-- begin GIVEN DATA --

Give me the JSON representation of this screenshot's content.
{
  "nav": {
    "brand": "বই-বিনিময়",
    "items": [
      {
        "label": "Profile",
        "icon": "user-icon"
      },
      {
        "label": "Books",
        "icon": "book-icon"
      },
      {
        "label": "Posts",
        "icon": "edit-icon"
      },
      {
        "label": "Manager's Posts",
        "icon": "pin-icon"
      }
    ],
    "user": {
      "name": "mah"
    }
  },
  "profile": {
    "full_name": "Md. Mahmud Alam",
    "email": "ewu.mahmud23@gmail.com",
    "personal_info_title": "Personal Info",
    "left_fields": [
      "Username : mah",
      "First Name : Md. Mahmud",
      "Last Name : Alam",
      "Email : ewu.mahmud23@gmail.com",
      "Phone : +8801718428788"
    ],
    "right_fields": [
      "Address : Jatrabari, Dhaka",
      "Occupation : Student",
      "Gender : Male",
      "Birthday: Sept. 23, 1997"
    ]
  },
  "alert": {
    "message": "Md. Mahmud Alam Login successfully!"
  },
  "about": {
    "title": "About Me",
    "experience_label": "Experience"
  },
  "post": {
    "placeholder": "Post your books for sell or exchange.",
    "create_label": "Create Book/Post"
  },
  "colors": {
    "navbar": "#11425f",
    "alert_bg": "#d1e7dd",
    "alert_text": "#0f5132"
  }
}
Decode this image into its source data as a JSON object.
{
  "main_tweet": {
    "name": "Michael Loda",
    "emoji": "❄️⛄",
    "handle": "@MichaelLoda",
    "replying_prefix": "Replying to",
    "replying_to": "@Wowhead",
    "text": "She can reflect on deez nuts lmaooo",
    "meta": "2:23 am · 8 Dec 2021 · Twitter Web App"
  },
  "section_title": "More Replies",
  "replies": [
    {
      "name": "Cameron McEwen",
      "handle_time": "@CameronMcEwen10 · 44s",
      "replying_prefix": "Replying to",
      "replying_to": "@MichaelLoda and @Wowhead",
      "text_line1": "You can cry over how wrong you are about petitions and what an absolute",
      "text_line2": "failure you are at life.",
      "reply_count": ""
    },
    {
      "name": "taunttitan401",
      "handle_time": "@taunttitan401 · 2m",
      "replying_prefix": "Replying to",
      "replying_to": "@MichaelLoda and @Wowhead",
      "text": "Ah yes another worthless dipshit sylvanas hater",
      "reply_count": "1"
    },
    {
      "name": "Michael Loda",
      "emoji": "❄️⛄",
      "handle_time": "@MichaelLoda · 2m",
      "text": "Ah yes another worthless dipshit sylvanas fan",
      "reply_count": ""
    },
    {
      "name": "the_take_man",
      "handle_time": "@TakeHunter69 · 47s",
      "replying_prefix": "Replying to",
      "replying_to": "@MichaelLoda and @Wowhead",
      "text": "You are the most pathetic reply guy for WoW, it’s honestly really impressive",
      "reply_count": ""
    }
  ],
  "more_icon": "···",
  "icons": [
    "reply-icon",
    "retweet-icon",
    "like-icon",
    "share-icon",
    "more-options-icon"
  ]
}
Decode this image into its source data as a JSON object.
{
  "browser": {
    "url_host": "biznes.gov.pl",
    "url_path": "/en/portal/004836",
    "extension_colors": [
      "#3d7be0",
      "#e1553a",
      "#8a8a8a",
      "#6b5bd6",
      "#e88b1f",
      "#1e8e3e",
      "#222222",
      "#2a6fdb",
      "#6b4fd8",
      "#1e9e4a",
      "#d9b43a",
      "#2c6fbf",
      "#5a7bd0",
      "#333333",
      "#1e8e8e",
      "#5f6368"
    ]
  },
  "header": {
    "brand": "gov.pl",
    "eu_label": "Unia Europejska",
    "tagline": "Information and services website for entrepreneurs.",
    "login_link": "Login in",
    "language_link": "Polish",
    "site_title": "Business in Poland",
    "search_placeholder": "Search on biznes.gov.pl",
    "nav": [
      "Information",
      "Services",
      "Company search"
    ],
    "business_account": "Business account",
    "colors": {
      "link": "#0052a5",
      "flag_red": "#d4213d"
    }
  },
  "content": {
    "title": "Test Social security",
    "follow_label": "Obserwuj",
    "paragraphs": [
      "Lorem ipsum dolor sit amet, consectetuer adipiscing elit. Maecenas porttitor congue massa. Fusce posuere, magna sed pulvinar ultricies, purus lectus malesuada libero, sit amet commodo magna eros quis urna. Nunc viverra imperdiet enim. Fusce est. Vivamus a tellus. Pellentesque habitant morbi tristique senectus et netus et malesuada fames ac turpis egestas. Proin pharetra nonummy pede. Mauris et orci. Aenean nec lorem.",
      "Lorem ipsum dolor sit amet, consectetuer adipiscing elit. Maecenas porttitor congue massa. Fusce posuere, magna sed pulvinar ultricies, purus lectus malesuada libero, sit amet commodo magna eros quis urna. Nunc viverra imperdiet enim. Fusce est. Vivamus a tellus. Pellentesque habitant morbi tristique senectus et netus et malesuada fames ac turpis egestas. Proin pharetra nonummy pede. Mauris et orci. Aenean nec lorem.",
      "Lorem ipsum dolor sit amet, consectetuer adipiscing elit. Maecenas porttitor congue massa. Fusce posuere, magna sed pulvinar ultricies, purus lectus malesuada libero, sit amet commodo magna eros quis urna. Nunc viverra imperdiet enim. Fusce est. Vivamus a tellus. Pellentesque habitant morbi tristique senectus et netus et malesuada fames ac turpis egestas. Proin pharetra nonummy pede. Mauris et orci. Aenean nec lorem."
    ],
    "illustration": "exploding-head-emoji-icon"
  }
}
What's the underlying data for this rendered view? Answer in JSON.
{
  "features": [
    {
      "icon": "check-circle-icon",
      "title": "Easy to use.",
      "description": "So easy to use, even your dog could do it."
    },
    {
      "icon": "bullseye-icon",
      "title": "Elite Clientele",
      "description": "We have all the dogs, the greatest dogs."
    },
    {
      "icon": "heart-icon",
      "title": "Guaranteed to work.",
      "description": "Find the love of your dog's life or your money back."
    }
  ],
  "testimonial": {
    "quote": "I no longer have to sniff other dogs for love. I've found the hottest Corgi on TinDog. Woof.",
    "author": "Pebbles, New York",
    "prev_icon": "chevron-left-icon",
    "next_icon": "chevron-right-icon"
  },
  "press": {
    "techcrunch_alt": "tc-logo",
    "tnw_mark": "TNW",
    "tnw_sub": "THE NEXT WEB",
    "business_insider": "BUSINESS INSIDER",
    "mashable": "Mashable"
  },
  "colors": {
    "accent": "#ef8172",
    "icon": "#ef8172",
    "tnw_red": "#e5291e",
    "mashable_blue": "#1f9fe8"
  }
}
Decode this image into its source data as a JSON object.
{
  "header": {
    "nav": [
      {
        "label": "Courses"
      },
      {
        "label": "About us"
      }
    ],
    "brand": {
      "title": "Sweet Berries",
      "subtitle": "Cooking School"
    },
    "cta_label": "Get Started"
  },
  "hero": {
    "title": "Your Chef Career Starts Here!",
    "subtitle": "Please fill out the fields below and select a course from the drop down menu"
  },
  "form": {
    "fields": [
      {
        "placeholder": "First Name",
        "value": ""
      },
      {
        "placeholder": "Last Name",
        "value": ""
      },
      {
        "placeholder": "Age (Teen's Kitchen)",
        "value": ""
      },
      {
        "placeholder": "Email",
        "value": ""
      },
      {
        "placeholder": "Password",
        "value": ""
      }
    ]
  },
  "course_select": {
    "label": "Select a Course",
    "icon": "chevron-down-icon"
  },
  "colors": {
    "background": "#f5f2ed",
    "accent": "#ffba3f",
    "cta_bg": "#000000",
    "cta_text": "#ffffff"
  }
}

-- end GIVEN DATA --

TASK:
Report only how many lines in the records contain the word "Alam".

THE RESULT:
3